▶ STATED GOAL
Copy out every line below that contains the string "leader".
--
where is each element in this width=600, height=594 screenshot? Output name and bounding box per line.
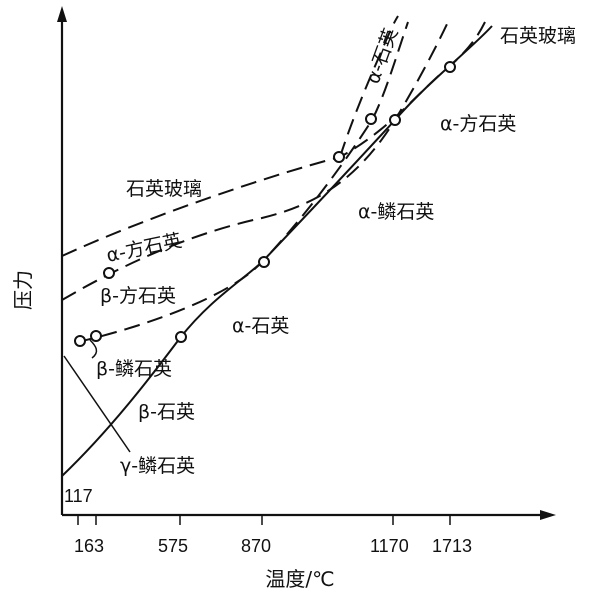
beta-tridymite-leader (89, 339, 98, 359)
transition-point (90, 330, 102, 342)
y-axis-label: 压力 (11, 270, 35, 310)
label-alpha-cristobalite-right: α-方石英 (440, 113, 516, 135)
label-quartz-glass-top: 石英玻璃 (500, 25, 576, 47)
label-beta-tridymite: β-鳞石英 (96, 358, 172, 380)
gamma-tridymite-leader (63, 355, 131, 453)
x-tick-575: 575 (158, 536, 188, 556)
transition-point (74, 335, 86, 347)
label-alpha-tridymite: α-鳞石英 (358, 201, 434, 223)
x-tick-1170: 1170 (370, 536, 409, 556)
dashed-quartz-glass-curve (61, 21, 486, 257)
transition-point (333, 151, 345, 163)
x-axis-label: 温度/℃ (265, 567, 334, 591)
x-tick-163: 163 (74, 536, 104, 556)
x-tick-870: 870 (241, 536, 271, 556)
transition-point (103, 267, 115, 279)
transition-point (444, 61, 456, 73)
transition-point (365, 113, 377, 125)
transition-point (258, 256, 270, 268)
dashed-alpha-quartz-curve (339, 15, 399, 158)
y-tick-117: 117 (64, 486, 93, 506)
label-alpha-cristobalite-left: α-方石英 (104, 229, 183, 266)
label-alpha-quartz-mid: α-石英 (232, 315, 289, 337)
transition-point (175, 331, 187, 343)
transition-points (74, 61, 456, 347)
label-beta-quartz: β-石英 (138, 401, 195, 423)
x-tick-1713: 1713 (432, 536, 472, 556)
label-gamma-tridymite: γ-鳞石英 (120, 455, 195, 477)
y-axis-arrow (57, 6, 67, 22)
x-axis-arrow (540, 510, 556, 520)
dashed-beta-cristobalite-curve (77, 21, 409, 343)
transition-point (389, 114, 401, 126)
label-quartz-glass-left: 石英玻璃 (126, 178, 202, 200)
label-beta-cristobalite: β-方石英 (100, 285, 176, 307)
label-alpha-quartz-top: α-石英 (362, 25, 402, 86)
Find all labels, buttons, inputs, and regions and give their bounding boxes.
--
▶ OUTPUT FOR THIS TASK
beta-tridymite-leader (89, 339, 98, 359)
gamma-tridymite-leader (63, 355, 131, 453)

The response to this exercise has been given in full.